## Texte proposé

M. Thierry Cerutti (MCG). Pour répondre à M. Pagani, il n'y a absolument rien de fallacieux dans les propos que j'ai tenus. On parle aussi de la classe moyenne ! La classe moyenne, Monsieur Pagani, ce ne sont pas des gens extrêmement fortunés qui roulent en Bentley, ont une Rolex au poignet et partent en vacances à Tahiti. La classe moyenne, ce sont des gens comme vous et moi qui économisent et font des sacrifices dans leur vie pour pouvoir peut-être acquérir un logement. Voilà pour le premier point.

Ensuite, je vous rappelle que Vernier est une ville qui a extrêmement investi, c'est même certainement celle qui a le plus investi sur l'ensemble du canton genevois dans les logements bon marché, les cités et autres regroupements de logements. Demain, enfin, en 2017, le quartier de l'Etang devrait sortir de terre - en espérant qu'il sorte de terre ! - ce qui représentera 1000 logements supplémentaires pour la classe moyenne, bien naturellement, mais aussi pour les gens plus prétérités, plus précarisés. Il faut aussi penser à cette classe moyenne qui a envie d'avoir un logement, qui a les moyens de se l'offrir et qui souhaite rester à Genève et y vivre plutôt que de s'expatrier dans le canton de Vaud ou en France. Nous, le Mouvement Citoyens Genevois, et d'autres certainement aussi, pensons à ces gens-là qui ont le droit au logement. Ce sont des gens qui participent de manière intense à la vie collective, ce sont des contribuables importants, et on ne peut pas leur fermer la porte au nez simplement parce qu'on estime qu'il faut faire du logement pour les gens précarisés plutôt que pour la classe moyenne. La classe moyenne compte, et le MCG le dit: nous soutenons la classe moyenne et nous voterons ce projet de loi.

## Exercice 1
Reproduisez à l'identique les lignes du listing, du début jusqu'à la ligne contenant « diamond-marker <box>1085 442 1104 461</box> », celle-ci comprise.
Le texte et le listing qui suit sont indépendants l'un de l'autre.

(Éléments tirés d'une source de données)
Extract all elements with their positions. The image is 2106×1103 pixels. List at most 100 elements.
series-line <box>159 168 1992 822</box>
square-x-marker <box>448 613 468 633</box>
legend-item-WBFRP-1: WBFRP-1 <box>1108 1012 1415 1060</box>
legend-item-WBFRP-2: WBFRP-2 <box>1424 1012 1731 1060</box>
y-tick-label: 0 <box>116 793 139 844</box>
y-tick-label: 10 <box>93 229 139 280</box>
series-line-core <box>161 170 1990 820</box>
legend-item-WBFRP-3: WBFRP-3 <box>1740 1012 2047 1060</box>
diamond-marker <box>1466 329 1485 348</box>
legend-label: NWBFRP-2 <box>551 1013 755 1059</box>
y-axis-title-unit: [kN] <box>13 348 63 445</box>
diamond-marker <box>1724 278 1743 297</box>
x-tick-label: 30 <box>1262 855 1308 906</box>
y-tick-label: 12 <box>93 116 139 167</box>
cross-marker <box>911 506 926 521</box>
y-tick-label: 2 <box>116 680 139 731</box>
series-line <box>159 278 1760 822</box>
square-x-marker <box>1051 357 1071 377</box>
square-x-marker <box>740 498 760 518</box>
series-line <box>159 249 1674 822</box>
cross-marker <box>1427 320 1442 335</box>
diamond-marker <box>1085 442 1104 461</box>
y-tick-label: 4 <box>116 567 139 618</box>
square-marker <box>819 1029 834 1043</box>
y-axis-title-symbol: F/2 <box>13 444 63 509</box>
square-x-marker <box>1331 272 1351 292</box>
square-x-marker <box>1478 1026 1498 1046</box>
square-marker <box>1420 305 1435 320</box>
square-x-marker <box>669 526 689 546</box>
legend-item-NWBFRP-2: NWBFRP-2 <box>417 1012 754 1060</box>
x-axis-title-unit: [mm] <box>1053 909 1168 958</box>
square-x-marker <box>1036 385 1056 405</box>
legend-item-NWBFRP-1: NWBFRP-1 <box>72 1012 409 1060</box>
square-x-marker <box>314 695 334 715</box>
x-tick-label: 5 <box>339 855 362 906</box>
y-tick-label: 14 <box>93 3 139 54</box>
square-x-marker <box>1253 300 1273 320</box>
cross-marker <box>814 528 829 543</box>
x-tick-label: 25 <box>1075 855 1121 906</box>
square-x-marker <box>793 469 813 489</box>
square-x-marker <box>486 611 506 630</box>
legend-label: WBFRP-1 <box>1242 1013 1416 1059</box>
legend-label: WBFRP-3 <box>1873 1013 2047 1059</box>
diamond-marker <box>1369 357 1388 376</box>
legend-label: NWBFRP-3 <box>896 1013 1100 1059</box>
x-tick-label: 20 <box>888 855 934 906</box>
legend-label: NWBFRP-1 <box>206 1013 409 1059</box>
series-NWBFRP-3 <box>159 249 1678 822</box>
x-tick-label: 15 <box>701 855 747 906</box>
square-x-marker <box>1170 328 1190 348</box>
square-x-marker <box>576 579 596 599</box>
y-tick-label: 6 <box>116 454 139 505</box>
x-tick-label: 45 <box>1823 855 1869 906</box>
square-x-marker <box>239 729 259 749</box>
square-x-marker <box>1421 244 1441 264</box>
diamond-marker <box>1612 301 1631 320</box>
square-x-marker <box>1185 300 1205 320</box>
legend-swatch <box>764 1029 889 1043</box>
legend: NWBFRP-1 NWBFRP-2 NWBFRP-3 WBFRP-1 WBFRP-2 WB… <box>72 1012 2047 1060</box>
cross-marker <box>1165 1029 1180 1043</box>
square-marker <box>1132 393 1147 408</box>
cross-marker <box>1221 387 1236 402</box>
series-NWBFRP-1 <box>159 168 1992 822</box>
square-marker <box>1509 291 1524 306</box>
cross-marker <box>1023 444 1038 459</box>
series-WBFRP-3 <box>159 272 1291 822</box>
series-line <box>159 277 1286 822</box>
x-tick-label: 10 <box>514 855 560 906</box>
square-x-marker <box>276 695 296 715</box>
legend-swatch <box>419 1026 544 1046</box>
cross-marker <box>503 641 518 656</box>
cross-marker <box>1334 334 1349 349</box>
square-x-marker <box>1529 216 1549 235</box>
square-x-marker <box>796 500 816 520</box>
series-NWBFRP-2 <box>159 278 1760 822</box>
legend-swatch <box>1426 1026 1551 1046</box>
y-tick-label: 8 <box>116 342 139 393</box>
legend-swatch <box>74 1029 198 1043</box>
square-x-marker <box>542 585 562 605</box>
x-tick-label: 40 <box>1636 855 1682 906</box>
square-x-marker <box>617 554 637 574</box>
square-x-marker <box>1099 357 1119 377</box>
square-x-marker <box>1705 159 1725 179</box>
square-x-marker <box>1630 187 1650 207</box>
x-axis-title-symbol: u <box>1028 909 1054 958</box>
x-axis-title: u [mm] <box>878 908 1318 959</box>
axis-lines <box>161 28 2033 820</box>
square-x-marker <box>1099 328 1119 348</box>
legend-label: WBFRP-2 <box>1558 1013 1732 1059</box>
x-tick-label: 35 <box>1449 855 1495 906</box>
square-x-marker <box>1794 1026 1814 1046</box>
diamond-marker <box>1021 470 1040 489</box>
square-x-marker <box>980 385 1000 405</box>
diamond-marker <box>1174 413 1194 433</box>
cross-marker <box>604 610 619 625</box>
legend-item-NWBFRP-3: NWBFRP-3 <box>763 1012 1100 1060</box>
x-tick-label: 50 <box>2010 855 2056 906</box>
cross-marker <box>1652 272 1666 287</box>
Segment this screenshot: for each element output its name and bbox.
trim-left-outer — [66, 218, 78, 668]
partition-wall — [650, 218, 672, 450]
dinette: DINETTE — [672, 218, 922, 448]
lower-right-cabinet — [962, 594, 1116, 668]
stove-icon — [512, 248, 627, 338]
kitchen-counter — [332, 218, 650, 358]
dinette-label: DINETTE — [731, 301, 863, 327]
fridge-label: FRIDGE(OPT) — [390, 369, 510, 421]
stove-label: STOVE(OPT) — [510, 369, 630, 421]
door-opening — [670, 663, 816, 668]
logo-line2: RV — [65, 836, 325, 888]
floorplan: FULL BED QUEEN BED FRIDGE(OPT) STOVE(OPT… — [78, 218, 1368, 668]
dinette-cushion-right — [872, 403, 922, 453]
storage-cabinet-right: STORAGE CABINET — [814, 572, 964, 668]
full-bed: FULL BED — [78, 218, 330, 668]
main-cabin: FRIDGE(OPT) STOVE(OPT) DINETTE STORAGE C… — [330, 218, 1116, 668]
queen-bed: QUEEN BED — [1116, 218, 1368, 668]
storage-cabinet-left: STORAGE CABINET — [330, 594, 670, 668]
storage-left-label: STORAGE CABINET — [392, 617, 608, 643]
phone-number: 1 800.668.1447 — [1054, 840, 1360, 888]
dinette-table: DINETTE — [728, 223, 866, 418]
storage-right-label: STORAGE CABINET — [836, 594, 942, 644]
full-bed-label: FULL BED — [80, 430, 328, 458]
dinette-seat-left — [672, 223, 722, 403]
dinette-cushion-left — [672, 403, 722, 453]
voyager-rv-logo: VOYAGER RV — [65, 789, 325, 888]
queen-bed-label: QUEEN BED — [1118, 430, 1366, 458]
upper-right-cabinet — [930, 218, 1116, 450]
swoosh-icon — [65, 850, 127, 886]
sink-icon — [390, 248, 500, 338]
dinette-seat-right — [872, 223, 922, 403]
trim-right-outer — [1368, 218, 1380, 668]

## Exercice 2
Dans l'intervention sur la classe moyenne, relevez les trois signes de richesse attribués aux gens extrêmement fortunés.

## Corrigé 1
Extract all elements with their positions. The image is 2106×1103 pixels. List at most 100 elements.
series-line <box>159 168 1992 822</box>
square-x-marker <box>448 613 468 633</box>
legend-item-WBFRP-1: WBFRP-1 <box>1108 1012 1415 1060</box>
legend-item-WBFRP-2: WBFRP-2 <box>1424 1012 1731 1060</box>
y-tick-label: 0 <box>116 793 139 844</box>
y-tick-label: 10 <box>93 229 139 280</box>
series-line-core <box>161 170 1990 820</box>
legend-item-WBFRP-3: WBFRP-3 <box>1740 1012 2047 1060</box>
diamond-marker <box>1466 329 1485 348</box>
legend-label: NWBFRP-2 <box>551 1013 755 1059</box>
y-axis-title-unit: [kN] <box>13 348 63 445</box>
diamond-marker <box>1724 278 1743 297</box>
x-tick-label: 30 <box>1262 855 1308 906</box>
y-tick-label: 12 <box>93 116 139 167</box>
cross-marker <box>911 506 926 521</box>
y-tick-label: 2 <box>116 680 139 731</box>
series-line <box>159 278 1760 822</box>
square-x-marker <box>1051 357 1071 377</box>
square-x-marker <box>740 498 760 518</box>
series-line <box>159 249 1674 822</box>
cross-marker <box>1427 320 1442 335</box>
diamond-marker <box>1085 442 1104 461</box>

## Corrigé 2
- rouler en Bentley
- avoir une Rolex au poignet
- partir en vacances à Tahiti